(Labeled box records)

━━━━━━

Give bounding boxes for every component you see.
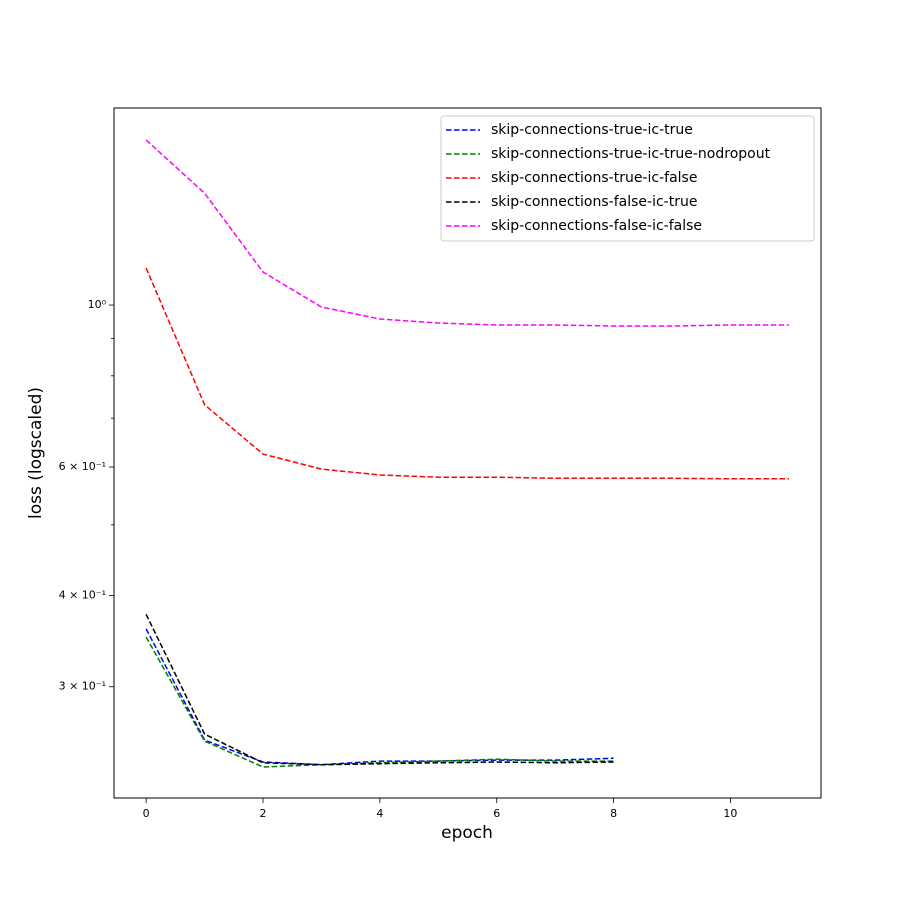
legend-label: skip-connections-false-ic-true bbox=[491, 194, 697, 210]
x-axis-label: epoch bbox=[441, 823, 493, 843]
series-line bbox=[145, 139, 789, 327]
x-tick-label: 10 bbox=[723, 807, 737, 820]
plot-frame bbox=[113, 107, 822, 799]
x-tick-label: 2 bbox=[259, 807, 266, 820]
y-axis-label: loss (logscaled) bbox=[26, 387, 46, 519]
legend-label: skip-connections-true-ic-true bbox=[491, 122, 693, 138]
legend-box bbox=[440, 115, 815, 242]
y-tick-label: 6 × 10⁻¹ bbox=[59, 460, 106, 473]
y-tick-label: 10⁰ bbox=[88, 298, 107, 311]
legend-label: skip-connections-false-ic-false bbox=[491, 218, 702, 234]
series-line bbox=[145, 267, 789, 480]
legend-label: skip-connections-true-ic-true-nodropout bbox=[491, 146, 771, 162]
x-tick-label: 4 bbox=[376, 807, 383, 820]
legend-label: skip-connections-true-ic-false bbox=[491, 170, 697, 186]
x-tick-label: 6 bbox=[493, 807, 500, 820]
series-line bbox=[145, 613, 614, 766]
y-tick-label: 3 × 10⁻¹ bbox=[59, 680, 106, 693]
x-tick-label: 0 bbox=[143, 807, 150, 820]
series-line bbox=[145, 636, 614, 768]
y-tick-label: 4 × 10⁻¹ bbox=[59, 589, 106, 602]
x-tick-label: 8 bbox=[610, 807, 617, 820]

━━━━━━

[EXERCISE DIRECTIONS]
Copy out every line of the records above word for word, leaving out the pictures.

[RESULT OF THIS TASK]
Give bounding boxes for every component you see.
legend-label: skip-connections-false-ic-true bbox=[491, 194, 697, 210]
x-axis-label: epoch bbox=[441, 823, 493, 843]
series-line bbox=[145, 139, 789, 327]
x-tick-label: 10 bbox=[723, 807, 737, 820]
plot-frame bbox=[113, 107, 822, 799]
x-tick-label: 2 bbox=[259, 807, 266, 820]
y-axis-label: loss (logscaled) bbox=[26, 387, 46, 519]
legend-label: skip-connections-true-ic-true bbox=[491, 122, 693, 138]
legend-box bbox=[440, 115, 815, 242]
y-tick-label: 6 × 10⁻¹ bbox=[59, 460, 106, 473]
y-tick-label: 10⁰ bbox=[88, 298, 107, 311]
legend-label: skip-connections-false-ic-false bbox=[491, 218, 702, 234]
series-line bbox=[145, 267, 789, 480]
legend-label: skip-connections-true-ic-true-nodropout bbox=[491, 146, 771, 162]
x-tick-label: 4 bbox=[376, 807, 383, 820]
legend-label: skip-connections-true-ic-false bbox=[491, 170, 697, 186]
x-tick-label: 6 bbox=[493, 807, 500, 820]
series-line bbox=[145, 613, 614, 766]
y-tick-label: 3 × 10⁻¹ bbox=[59, 680, 106, 693]
x-tick-label: 0 bbox=[143, 807, 150, 820]
series-line bbox=[145, 636, 614, 768]
y-tick-label: 4 × 10⁻¹ bbox=[59, 589, 106, 602]
x-tick-label: 8 bbox=[610, 807, 617, 820]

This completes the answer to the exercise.